Pick out each line with the word "cõme" from the material that follows.

[Extracted data entries]
::::::

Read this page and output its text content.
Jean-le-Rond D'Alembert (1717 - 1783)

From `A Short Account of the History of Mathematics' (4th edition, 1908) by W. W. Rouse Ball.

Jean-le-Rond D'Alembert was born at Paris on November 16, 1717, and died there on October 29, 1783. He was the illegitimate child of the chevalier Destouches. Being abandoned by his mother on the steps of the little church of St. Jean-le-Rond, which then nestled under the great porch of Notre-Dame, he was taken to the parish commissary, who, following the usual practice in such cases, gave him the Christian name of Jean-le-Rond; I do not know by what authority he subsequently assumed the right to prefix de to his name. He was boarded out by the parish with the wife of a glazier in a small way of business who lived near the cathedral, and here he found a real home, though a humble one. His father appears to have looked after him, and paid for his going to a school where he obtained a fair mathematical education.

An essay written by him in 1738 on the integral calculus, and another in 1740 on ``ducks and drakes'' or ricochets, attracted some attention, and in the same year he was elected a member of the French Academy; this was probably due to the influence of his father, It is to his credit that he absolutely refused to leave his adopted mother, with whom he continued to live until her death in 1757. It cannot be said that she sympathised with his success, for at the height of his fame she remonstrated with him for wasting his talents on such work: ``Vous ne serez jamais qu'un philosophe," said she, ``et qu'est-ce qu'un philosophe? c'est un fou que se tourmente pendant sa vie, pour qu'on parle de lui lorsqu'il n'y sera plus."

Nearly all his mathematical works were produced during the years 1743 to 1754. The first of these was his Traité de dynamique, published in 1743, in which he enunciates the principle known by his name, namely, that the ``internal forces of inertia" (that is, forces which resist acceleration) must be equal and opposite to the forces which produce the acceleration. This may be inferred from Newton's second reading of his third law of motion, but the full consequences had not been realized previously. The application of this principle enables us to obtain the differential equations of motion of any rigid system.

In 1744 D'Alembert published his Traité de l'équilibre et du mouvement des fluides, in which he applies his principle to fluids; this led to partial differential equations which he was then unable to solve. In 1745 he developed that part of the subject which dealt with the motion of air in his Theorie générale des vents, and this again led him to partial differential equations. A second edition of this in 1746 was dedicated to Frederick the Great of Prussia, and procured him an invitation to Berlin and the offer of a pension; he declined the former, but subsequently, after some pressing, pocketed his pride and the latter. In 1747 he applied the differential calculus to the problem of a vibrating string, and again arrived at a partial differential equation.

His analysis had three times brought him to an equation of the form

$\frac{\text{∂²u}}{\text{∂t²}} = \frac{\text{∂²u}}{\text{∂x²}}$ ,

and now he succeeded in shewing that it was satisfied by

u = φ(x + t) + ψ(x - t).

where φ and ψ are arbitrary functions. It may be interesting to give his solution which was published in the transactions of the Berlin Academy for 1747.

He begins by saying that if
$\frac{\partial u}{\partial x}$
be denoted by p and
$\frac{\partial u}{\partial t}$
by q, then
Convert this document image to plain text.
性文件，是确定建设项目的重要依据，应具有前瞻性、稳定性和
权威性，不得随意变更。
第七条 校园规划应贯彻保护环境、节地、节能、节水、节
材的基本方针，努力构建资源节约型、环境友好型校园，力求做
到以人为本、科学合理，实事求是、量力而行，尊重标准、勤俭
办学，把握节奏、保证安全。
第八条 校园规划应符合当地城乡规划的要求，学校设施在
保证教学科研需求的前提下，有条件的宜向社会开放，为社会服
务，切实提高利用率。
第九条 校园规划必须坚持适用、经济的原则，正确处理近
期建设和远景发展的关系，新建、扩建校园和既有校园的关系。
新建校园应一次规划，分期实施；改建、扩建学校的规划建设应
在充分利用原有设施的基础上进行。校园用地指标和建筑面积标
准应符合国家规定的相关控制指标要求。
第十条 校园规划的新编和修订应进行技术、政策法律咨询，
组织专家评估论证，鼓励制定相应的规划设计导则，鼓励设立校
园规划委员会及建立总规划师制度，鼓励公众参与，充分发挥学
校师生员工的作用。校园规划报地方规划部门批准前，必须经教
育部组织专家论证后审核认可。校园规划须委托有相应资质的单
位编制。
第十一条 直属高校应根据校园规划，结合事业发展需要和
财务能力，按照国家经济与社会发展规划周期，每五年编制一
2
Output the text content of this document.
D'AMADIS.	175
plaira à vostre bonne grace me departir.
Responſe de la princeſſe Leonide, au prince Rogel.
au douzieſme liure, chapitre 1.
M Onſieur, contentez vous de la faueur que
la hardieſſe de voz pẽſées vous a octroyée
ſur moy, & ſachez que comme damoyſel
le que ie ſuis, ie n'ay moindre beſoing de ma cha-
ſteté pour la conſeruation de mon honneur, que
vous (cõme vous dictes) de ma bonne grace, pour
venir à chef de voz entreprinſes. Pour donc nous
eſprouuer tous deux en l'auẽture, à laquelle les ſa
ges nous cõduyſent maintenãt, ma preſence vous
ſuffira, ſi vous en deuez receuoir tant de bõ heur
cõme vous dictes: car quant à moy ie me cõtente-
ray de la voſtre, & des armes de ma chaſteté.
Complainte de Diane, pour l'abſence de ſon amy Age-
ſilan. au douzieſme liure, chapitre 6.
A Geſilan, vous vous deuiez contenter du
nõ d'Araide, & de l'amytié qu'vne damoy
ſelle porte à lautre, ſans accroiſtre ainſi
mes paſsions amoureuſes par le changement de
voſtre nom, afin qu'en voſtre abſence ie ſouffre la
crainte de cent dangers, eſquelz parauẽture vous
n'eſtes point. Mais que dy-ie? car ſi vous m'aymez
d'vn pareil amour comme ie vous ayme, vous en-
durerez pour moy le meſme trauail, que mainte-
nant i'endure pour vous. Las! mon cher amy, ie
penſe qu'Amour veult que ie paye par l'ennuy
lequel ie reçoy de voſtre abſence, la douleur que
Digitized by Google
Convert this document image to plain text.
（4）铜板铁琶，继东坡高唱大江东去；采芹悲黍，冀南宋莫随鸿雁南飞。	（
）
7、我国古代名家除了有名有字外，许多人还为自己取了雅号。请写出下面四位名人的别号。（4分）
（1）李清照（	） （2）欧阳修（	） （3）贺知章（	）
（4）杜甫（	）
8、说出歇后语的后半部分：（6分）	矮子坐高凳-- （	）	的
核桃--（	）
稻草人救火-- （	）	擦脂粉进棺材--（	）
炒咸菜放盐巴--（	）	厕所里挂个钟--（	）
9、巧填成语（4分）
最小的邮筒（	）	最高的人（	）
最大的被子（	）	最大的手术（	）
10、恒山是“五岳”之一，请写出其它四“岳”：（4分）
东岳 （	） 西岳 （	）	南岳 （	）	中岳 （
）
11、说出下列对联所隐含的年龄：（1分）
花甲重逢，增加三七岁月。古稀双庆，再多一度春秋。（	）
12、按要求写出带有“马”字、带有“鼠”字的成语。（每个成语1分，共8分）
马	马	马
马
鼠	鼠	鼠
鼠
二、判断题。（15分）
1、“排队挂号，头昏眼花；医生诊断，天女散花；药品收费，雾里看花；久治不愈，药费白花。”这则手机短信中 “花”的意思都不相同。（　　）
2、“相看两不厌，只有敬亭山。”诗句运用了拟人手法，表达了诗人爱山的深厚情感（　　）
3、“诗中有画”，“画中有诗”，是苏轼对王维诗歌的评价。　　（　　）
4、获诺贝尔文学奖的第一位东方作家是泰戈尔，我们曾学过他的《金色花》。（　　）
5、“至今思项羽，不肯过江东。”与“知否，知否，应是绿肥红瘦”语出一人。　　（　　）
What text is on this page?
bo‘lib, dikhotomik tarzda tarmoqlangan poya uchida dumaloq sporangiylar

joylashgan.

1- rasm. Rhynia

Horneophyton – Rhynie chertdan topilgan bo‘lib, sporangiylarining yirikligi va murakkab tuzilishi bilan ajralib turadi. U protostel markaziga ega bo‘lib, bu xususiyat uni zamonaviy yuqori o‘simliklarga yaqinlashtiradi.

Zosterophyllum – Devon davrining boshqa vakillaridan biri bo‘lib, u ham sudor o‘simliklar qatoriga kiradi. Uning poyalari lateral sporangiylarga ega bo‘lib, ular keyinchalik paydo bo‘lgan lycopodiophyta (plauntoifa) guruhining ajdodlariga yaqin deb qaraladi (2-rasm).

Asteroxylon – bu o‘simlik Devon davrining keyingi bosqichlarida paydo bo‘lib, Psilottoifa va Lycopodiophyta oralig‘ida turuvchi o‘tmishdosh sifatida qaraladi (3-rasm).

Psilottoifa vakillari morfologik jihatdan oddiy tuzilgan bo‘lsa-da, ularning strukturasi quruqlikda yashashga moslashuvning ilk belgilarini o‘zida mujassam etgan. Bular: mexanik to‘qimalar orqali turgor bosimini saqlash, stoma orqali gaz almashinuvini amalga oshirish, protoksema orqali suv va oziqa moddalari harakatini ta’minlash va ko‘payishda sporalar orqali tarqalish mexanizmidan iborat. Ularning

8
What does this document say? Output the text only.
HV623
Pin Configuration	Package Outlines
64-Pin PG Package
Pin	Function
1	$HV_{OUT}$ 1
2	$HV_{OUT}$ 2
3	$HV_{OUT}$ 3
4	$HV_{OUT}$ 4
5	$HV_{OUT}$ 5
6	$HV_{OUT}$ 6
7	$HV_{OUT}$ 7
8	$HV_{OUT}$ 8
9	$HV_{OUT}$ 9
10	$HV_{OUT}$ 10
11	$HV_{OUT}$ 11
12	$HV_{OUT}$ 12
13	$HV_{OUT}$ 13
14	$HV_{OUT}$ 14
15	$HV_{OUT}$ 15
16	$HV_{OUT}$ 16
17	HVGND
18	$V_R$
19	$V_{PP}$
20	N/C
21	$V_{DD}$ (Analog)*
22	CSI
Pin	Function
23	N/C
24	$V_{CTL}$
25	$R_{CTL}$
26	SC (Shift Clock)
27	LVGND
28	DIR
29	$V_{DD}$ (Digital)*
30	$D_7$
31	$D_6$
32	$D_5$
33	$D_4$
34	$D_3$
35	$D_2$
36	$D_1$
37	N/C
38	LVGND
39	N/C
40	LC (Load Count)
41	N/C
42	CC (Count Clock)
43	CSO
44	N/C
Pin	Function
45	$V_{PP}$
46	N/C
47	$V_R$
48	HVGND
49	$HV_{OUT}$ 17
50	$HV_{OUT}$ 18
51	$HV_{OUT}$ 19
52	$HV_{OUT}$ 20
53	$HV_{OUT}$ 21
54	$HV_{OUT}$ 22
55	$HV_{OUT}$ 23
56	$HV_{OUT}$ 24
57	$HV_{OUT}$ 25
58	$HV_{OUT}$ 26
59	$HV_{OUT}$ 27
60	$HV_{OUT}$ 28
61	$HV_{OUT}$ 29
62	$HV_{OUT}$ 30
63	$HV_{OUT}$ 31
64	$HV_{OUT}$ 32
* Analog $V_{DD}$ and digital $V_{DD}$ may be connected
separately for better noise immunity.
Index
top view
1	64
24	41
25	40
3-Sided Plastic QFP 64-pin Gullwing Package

::::::

• [Solution for this problem]
vous (cõme vous dictes) de ma bonne grace, pour
cõme vous dictes: car quant à moy ie me cõtente-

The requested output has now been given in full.